[Input data start]

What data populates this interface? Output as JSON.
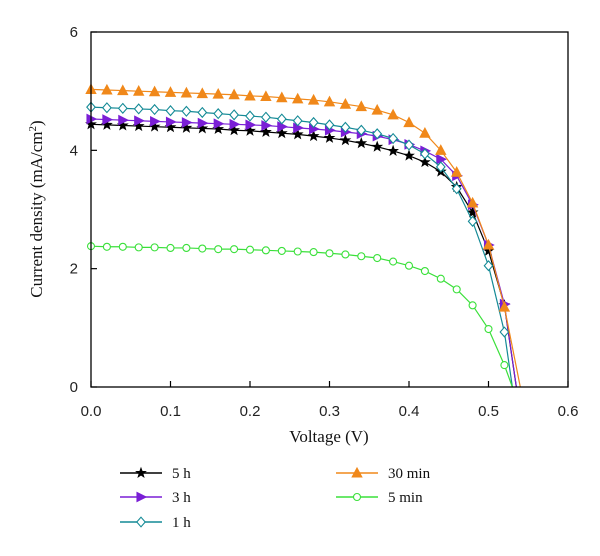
{
  "chart_data": {
    "type": "line",
    "xlabel": "Voltage (V)",
    "ylabel_main": "Current density (mA/cm",
    "ylabel_sup": "2",
    "ylabel_close": ")",
    "xlim": [
      0.0,
      0.6
    ],
    "ylim": [
      0,
      6
    ],
    "xticks": [
      "0.0",
      "0.1",
      "0.2",
      "0.3",
      "0.4",
      "0.5",
      "0.6"
    ],
    "yticks": [
      "0",
      "2",
      "4",
      "6"
    ],
    "legend_position": "below",
    "series": [
      {
        "name": "5 h",
        "color": "#000000",
        "marker": "star",
        "x": [
          0.0,
          0.02,
          0.04,
          0.06,
          0.08,
          0.1,
          0.12,
          0.14,
          0.16,
          0.18,
          0.2,
          0.22,
          0.24,
          0.26,
          0.28,
          0.3,
          0.32,
          0.34,
          0.36,
          0.38,
          0.4,
          0.42,
          0.44,
          0.46,
          0.48,
          0.5,
          0.52,
          0.535
        ],
        "y": [
          4.44,
          4.43,
          4.42,
          4.41,
          4.4,
          4.39,
          4.38,
          4.37,
          4.36,
          4.34,
          4.33,
          4.31,
          4.29,
          4.27,
          4.24,
          4.21,
          4.17,
          4.12,
          4.06,
          3.99,
          3.91,
          3.8,
          3.64,
          3.38,
          2.95,
          2.3,
          1.38,
          0.0
        ]
      },
      {
        "name": "3 h",
        "color": "#7a1fd6",
        "marker": "triangle-right",
        "x": [
          0.0,
          0.02,
          0.04,
          0.06,
          0.08,
          0.1,
          0.12,
          0.14,
          0.16,
          0.18,
          0.2,
          0.22,
          0.24,
          0.26,
          0.28,
          0.3,
          0.32,
          0.34,
          0.36,
          0.38,
          0.4,
          0.42,
          0.44,
          0.46,
          0.48,
          0.5,
          0.52,
          0.535
        ],
        "y": [
          4.53,
          4.52,
          4.51,
          4.5,
          4.49,
          4.48,
          4.47,
          4.46,
          4.45,
          4.44,
          4.43,
          4.42,
          4.4,
          4.38,
          4.36,
          4.34,
          4.31,
          4.28,
          4.24,
          4.18,
          4.1,
          3.99,
          3.85,
          3.57,
          3.08,
          2.4,
          1.4,
          0.0
        ]
      },
      {
        "name": "1 h",
        "color": "#148a96",
        "marker": "diamond",
        "x": [
          0.0,
          0.02,
          0.04,
          0.06,
          0.08,
          0.1,
          0.12,
          0.14,
          0.16,
          0.18,
          0.2,
          0.22,
          0.24,
          0.26,
          0.28,
          0.3,
          0.32,
          0.34,
          0.36,
          0.38,
          0.4,
          0.42,
          0.44,
          0.46,
          0.48,
          0.5,
          0.52,
          0.53
        ],
        "y": [
          4.73,
          4.72,
          4.71,
          4.7,
          4.69,
          4.67,
          4.66,
          4.64,
          4.62,
          4.6,
          4.58,
          4.56,
          4.53,
          4.5,
          4.47,
          4.43,
          4.39,
          4.34,
          4.28,
          4.2,
          4.09,
          3.94,
          3.72,
          3.35,
          2.8,
          2.05,
          0.93,
          0.0
        ]
      },
      {
        "name": "30 min",
        "color": "#f0881a",
        "marker": "triangle-up",
        "x": [
          0.0,
          0.02,
          0.04,
          0.06,
          0.08,
          0.1,
          0.12,
          0.14,
          0.16,
          0.18,
          0.2,
          0.22,
          0.24,
          0.26,
          0.28,
          0.3,
          0.32,
          0.34,
          0.36,
          0.38,
          0.4,
          0.42,
          0.44,
          0.46,
          0.48,
          0.5,
          0.52,
          0.54
        ],
        "y": [
          5.03,
          5.02,
          5.01,
          5.0,
          4.99,
          4.98,
          4.97,
          4.96,
          4.95,
          4.94,
          4.92,
          4.91,
          4.89,
          4.87,
          4.85,
          4.82,
          4.78,
          4.74,
          4.68,
          4.6,
          4.47,
          4.29,
          4.0,
          3.63,
          3.11,
          2.4,
          1.35,
          0.0
        ]
      },
      {
        "name": "5 min",
        "color": "#3ae03a",
        "marker": "circle",
        "x": [
          0.0,
          0.02,
          0.04,
          0.06,
          0.08,
          0.1,
          0.12,
          0.14,
          0.16,
          0.18,
          0.2,
          0.22,
          0.24,
          0.26,
          0.28,
          0.3,
          0.32,
          0.34,
          0.36,
          0.38,
          0.4,
          0.42,
          0.44,
          0.46,
          0.48,
          0.5,
          0.52,
          0.53
        ],
        "y": [
          2.38,
          2.37,
          2.37,
          2.36,
          2.36,
          2.35,
          2.35,
          2.34,
          2.33,
          2.33,
          2.32,
          2.31,
          2.3,
          2.29,
          2.28,
          2.26,
          2.24,
          2.21,
          2.18,
          2.12,
          2.05,
          1.96,
          1.83,
          1.65,
          1.38,
          0.98,
          0.37,
          0.0
        ]
      }
    ]
  }
}
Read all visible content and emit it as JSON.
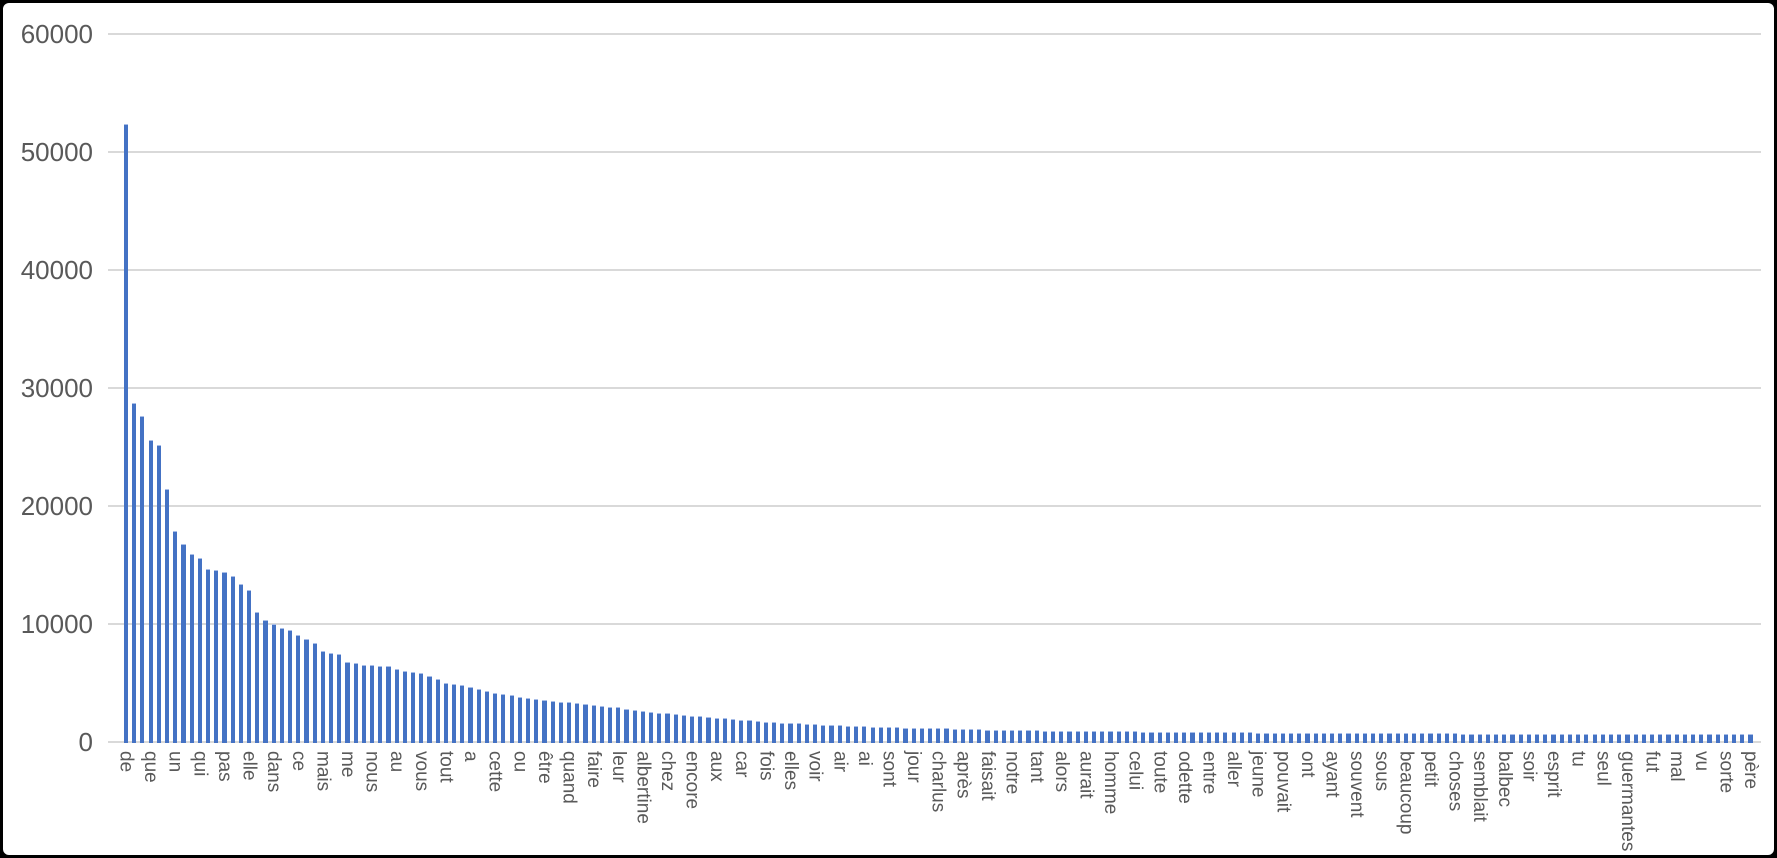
{
  "chart_data": {
    "type": "bar",
    "title": "",
    "xlabel": "",
    "ylabel": "",
    "ylim": [
      0,
      60000
    ],
    "yticks": [
      0,
      10000,
      20000,
      30000,
      40000,
      50000,
      60000
    ],
    "grid": true,
    "legend": false,
    "bar_color": "#4472C4",
    "gridline_color": "#D9D9D9",
    "axis_text_color": "#595959",
    "x_label_every_n_bars": 3,
    "x_labels": [
      "de",
      "que",
      "un",
      "qui",
      "pas",
      "elle",
      "dans",
      "ce",
      "mais",
      "me",
      "nous",
      "au",
      "vous",
      "tout",
      "a",
      "cette",
      "ou",
      "être",
      "quand",
      "faire",
      "leur",
      "albertine",
      "chez",
      "encore",
      "aux",
      "car",
      "fois",
      "elles",
      "voir",
      "air",
      "ai",
      "sont",
      "jour",
      "charlus",
      "après",
      "faisait",
      "notre",
      "tant",
      "alors",
      "aurait",
      "homme",
      "celui",
      "toute",
      "odette",
      "entre",
      "aller",
      "jeune",
      "pouvait",
      "ont",
      "ayant",
      "souvent",
      "sous",
      "beaucoup",
      "petit",
      "choses",
      "semblait",
      "balbec",
      "soir",
      "esprit",
      "tu",
      "seul",
      "guermantes",
      "fut",
      "mal",
      "vu",
      "sorte",
      "père"
    ],
    "values": [
      52400,
      28700,
      27650,
      25600,
      25200,
      21450,
      17900,
      16800,
      15900,
      15600,
      14650,
      14550,
      14400,
      14050,
      13400,
      12900,
      11000,
      10350,
      10000,
      9650,
      9500,
      9070,
      8730,
      8400,
      7700,
      7550,
      7450,
      6800,
      6700,
      6550,
      6500,
      6450,
      6400,
      6200,
      6050,
      5950,
      5880,
      5600,
      5300,
      5000,
      4900,
      4800,
      4650,
      4500,
      4300,
      4150,
      4050,
      3950,
      3840,
      3750,
      3660,
      3580,
      3500,
      3430,
      3360,
      3280,
      3210,
      3140,
      3070,
      3000,
      2940,
      2820,
      2700,
      2600,
      2550,
      2500,
      2460,
      2380,
      2310,
      2240,
      2180,
      2120,
      2050,
      2000,
      1950,
      1900,
      1840,
      1780,
      1720,
      1680,
      1650,
      1620,
      1580,
      1540,
      1500,
      1460,
      1430,
      1400,
      1370,
      1350,
      1330,
      1310,
      1290,
      1270,
      1240,
      1220,
      1200,
      1190,
      1180,
      1170,
      1150,
      1120,
      1100,
      1080,
      1065,
      1050,
      1030,
      1015,
      1000,
      990,
      982,
      975,
      966,
      958,
      950,
      943,
      936,
      930,
      923,
      916,
      910,
      903,
      896,
      890,
      883,
      876,
      870,
      863,
      856,
      850,
      845,
      840,
      835,
      830,
      825,
      820,
      815,
      810,
      805,
      800,
      795,
      790,
      787,
      783,
      780,
      777,
      773,
      770,
      767,
      763,
      760,
      757,
      753,
      750,
      747,
      743,
      740,
      737,
      733,
      730,
      727,
      724,
      722,
      719,
      717,
      715,
      712,
      710,
      708,
      705,
      702,
      700,
      698,
      695,
      693,
      691,
      688,
      686,
      684,
      681,
      679,
      677,
      674,
      672,
      670,
      667,
      665,
      663,
      660,
      658,
      655,
      653,
      650,
      648,
      645,
      643,
      640,
      638,
      636
    ]
  }
}
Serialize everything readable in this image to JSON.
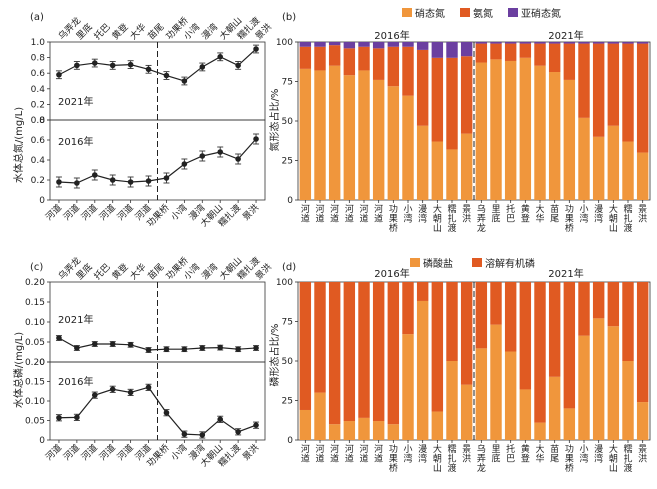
{
  "chart_data": [
    {
      "id": "a",
      "type": "line",
      "panel_label": "(a)",
      "ylabel": "水体总氮/(mg/L)",
      "top_x": [
        "乌弄龙",
        "里底",
        "托巴",
        "黄登",
        "大华",
        "苗尾",
        "功果桥",
        "小湾",
        "漫湾",
        "大朝山",
        "糯扎渡",
        "景洪"
      ],
      "bottom_x": [
        "河道",
        "河道",
        "河道",
        "河道",
        "河道",
        "河道",
        "功果桥",
        "小湾",
        "漫湾",
        "大朝山",
        "糯扎渡",
        "景洪"
      ],
      "divider_after_index": 5.5,
      "sub": [
        {
          "label": "2021年",
          "ylim": [
            0,
            1.0
          ],
          "yticks": [
            "0",
            "0.2",
            "0.4",
            "0.6",
            "0.8",
            "1.0"
          ],
          "values": [
            0.58,
            0.7,
            0.73,
            0.7,
            0.71,
            0.65,
            0.57,
            0.5,
            0.68,
            0.81,
            0.7,
            0.91
          ],
          "err": [
            0.05,
            0.05,
            0.05,
            0.05,
            0.05,
            0.05,
            0.05,
            0.05,
            0.05,
            0.05,
            0.05,
            0.05
          ]
        },
        {
          "label": "2016年",
          "ylim": [
            0,
            0.8
          ],
          "yticks": [
            "0",
            "0.2",
            "0.4",
            "0.6",
            "0.8"
          ],
          "values": [
            0.18,
            0.17,
            0.25,
            0.2,
            0.18,
            0.19,
            0.22,
            0.36,
            0.44,
            0.48,
            0.41,
            0.61
          ],
          "err": [
            0.05,
            0.05,
            0.05,
            0.05,
            0.05,
            0.05,
            0.05,
            0.05,
            0.05,
            0.05,
            0.05,
            0.05
          ]
        }
      ]
    },
    {
      "id": "b",
      "type": "bar",
      "stacked": true,
      "panel_label": "(b)",
      "ylabel": "氮形态占比/%",
      "legend": [
        "硝态氮",
        "氨氮",
        "亚硝态氮"
      ],
      "colors": [
        "#f0963c",
        "#e05a22",
        "#6b3fa0"
      ],
      "group_labels": [
        "2016年",
        "2021年"
      ],
      "ylim": [
        0,
        100
      ],
      "yticks": [
        "0",
        "25",
        "50",
        "75",
        "100"
      ],
      "categories": [
        "河道",
        "河道",
        "河道",
        "河道",
        "河道",
        "河道",
        "功果桥",
        "小湾",
        "漫湾",
        "大朝山",
        "糯扎渡",
        "景洪",
        "乌弄龙",
        "里底",
        "托巴",
        "黄登",
        "大华",
        "苗尾",
        "功果桥",
        "小湾",
        "漫湾",
        "大朝山",
        "糯扎渡",
        "景洪"
      ],
      "split_after": 11,
      "series": [
        {
          "name": "硝态氮",
          "values": [
            83,
            82,
            85,
            79,
            82,
            76,
            72,
            66,
            47,
            37,
            32,
            42,
            87,
            89,
            88,
            90,
            85,
            81,
            76,
            52,
            40,
            47,
            37,
            30
          ]
        },
        {
          "name": "氨氮",
          "values": [
            14,
            15,
            13,
            17,
            15,
            20,
            25,
            31,
            48,
            53,
            58,
            49,
            12,
            10,
            11,
            9,
            14,
            18,
            23,
            47,
            59,
            52,
            62,
            69
          ]
        },
        {
          "name": "亚硝态氮",
          "values": [
            3,
            3,
            2,
            4,
            3,
            4,
            3,
            3,
            5,
            10,
            10,
            9,
            1,
            1,
            1,
            1,
            1,
            1,
            1,
            1,
            1,
            1,
            1,
            1
          ]
        }
      ]
    },
    {
      "id": "c",
      "type": "line",
      "panel_label": "(c)",
      "ylabel": "水体总磷/(mg/L)",
      "top_x": [
        "乌弄龙",
        "里底",
        "托巴",
        "黄登",
        "大华",
        "苗尾",
        "功果桥",
        "小湾",
        "漫湾",
        "大朝山",
        "糯扎渡",
        "景洪"
      ],
      "bottom_x": [
        "河道",
        "河道",
        "河道",
        "河道",
        "河道",
        "河道",
        "功果桥",
        "小湾",
        "漫湾",
        "大朝山",
        "糯扎渡",
        "景洪"
      ],
      "divider_after_index": 5.5,
      "sub": [
        {
          "label": "2021年",
          "ylim": [
            0,
            0.2
          ],
          "yticks": [
            "0",
            "0.05",
            "0.10",
            "0.15",
            "0.20"
          ],
          "values": [
            0.06,
            0.035,
            0.045,
            0.045,
            0.043,
            0.03,
            0.032,
            0.032,
            0.035,
            0.036,
            0.032,
            0.035
          ],
          "err": [
            0.006,
            0.006,
            0.006,
            0.006,
            0.006,
            0.006,
            0.006,
            0.006,
            0.006,
            0.006,
            0.006,
            0.006
          ]
        },
        {
          "label": "2016年",
          "ylim": [
            0,
            0.2
          ],
          "yticks": [
            "0",
            "0.05",
            "0.10",
            "0.15",
            "0.20"
          ],
          "values": [
            0.057,
            0.058,
            0.115,
            0.13,
            0.122,
            0.135,
            0.07,
            0.015,
            0.013,
            0.053,
            0.021,
            0.038
          ],
          "err": [
            0.008,
            0.008,
            0.008,
            0.008,
            0.008,
            0.008,
            0.008,
            0.008,
            0.008,
            0.008,
            0.008,
            0.008
          ]
        }
      ]
    },
    {
      "id": "d",
      "type": "bar",
      "stacked": true,
      "panel_label": "(d)",
      "ylabel": "磷形态占比/%",
      "legend": [
        "磷酸盐",
        "溶解有机磷"
      ],
      "colors": [
        "#f0963c",
        "#e05a22"
      ],
      "group_labels": [
        "2016年",
        "2021年"
      ],
      "ylim": [
        0,
        100
      ],
      "yticks": [
        "0",
        "25",
        "50",
        "75",
        "100"
      ],
      "categories": [
        "河道",
        "河道",
        "河道",
        "河道",
        "河道",
        "河道",
        "功果桥",
        "小湾",
        "漫湾",
        "大朝山",
        "糯扎渡",
        "景洪",
        "乌弄龙",
        "里底",
        "托巴",
        "黄登",
        "大华",
        "苗尾",
        "功果桥",
        "小湾",
        "漫湾",
        "大朝山",
        "糯扎渡",
        "景洪"
      ],
      "split_after": 11,
      "series": [
        {
          "name": "磷酸盐",
          "values": [
            19,
            30,
            10,
            12,
            14,
            12,
            10,
            67,
            88,
            18,
            50,
            35,
            58,
            73,
            56,
            32,
            11,
            40,
            20,
            66,
            77,
            72,
            50,
            24
          ]
        },
        {
          "name": "溶解有机磷",
          "values": [
            81,
            70,
            90,
            88,
            86,
            88,
            90,
            33,
            12,
            82,
            50,
            65,
            42,
            27,
            44,
            68,
            89,
            60,
            80,
            34,
            23,
            28,
            50,
            76
          ]
        }
      ]
    }
  ]
}
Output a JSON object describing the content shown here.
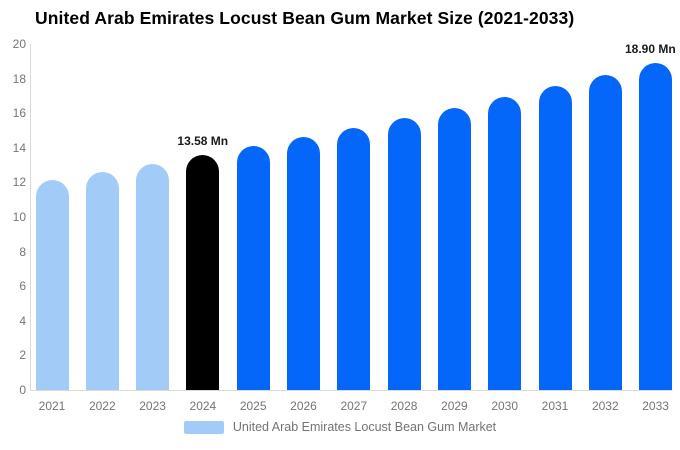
{
  "colors": {
    "historical": "#a3cbf8",
    "highlight": "#000000",
    "forecast": "#0566fa",
    "axis_line": "#d9d9d9",
    "tick_text": "#757575",
    "annotation_text": "#1a1a1a",
    "legend_text": "#737373"
  },
  "legend": {
    "label": "United Arab Emirates Locust Bean Gum Market",
    "swatch_color": "#a3cbf8"
  },
  "chart_data": {
    "type": "bar",
    "title": "United Arab Emirates Locust Bean Gum Market Size (2021-2033)",
    "categories": [
      "2021",
      "2022",
      "2023",
      "2024",
      "2025",
      "2026",
      "2027",
      "2028",
      "2029",
      "2030",
      "2031",
      "2032",
      "2033"
    ],
    "values": [
      12.16,
      12.62,
      13.09,
      13.58,
      14.09,
      14.62,
      15.16,
      15.73,
      16.32,
      16.93,
      17.56,
      18.22,
      18.9
    ],
    "unit": "Mn",
    "series_name": "United Arab Emirates Locust Bean Gum Market",
    "bar_roles": [
      "historical",
      "historical",
      "historical",
      "highlight",
      "forecast",
      "forecast",
      "forecast",
      "forecast",
      "forecast",
      "forecast",
      "forecast",
      "forecast",
      "forecast"
    ],
    "annotations": [
      {
        "category": "2024",
        "label": "13.58 Mn"
      },
      {
        "category": "2033",
        "label": "18.90 Mn"
      }
    ],
    "ylim": [
      0,
      20
    ],
    "yticks": [
      0,
      2,
      4,
      6,
      8,
      10,
      12,
      14,
      16,
      18,
      20
    ],
    "xlabel": "",
    "ylabel": "",
    "grid": false,
    "legend_position": "bottom"
  }
}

[Input data end]

Required work: Take every line from the data that contains the word "content".

Written response:
Read all visible content and emit it as JSON.
Output a JSON object describing the content shown here.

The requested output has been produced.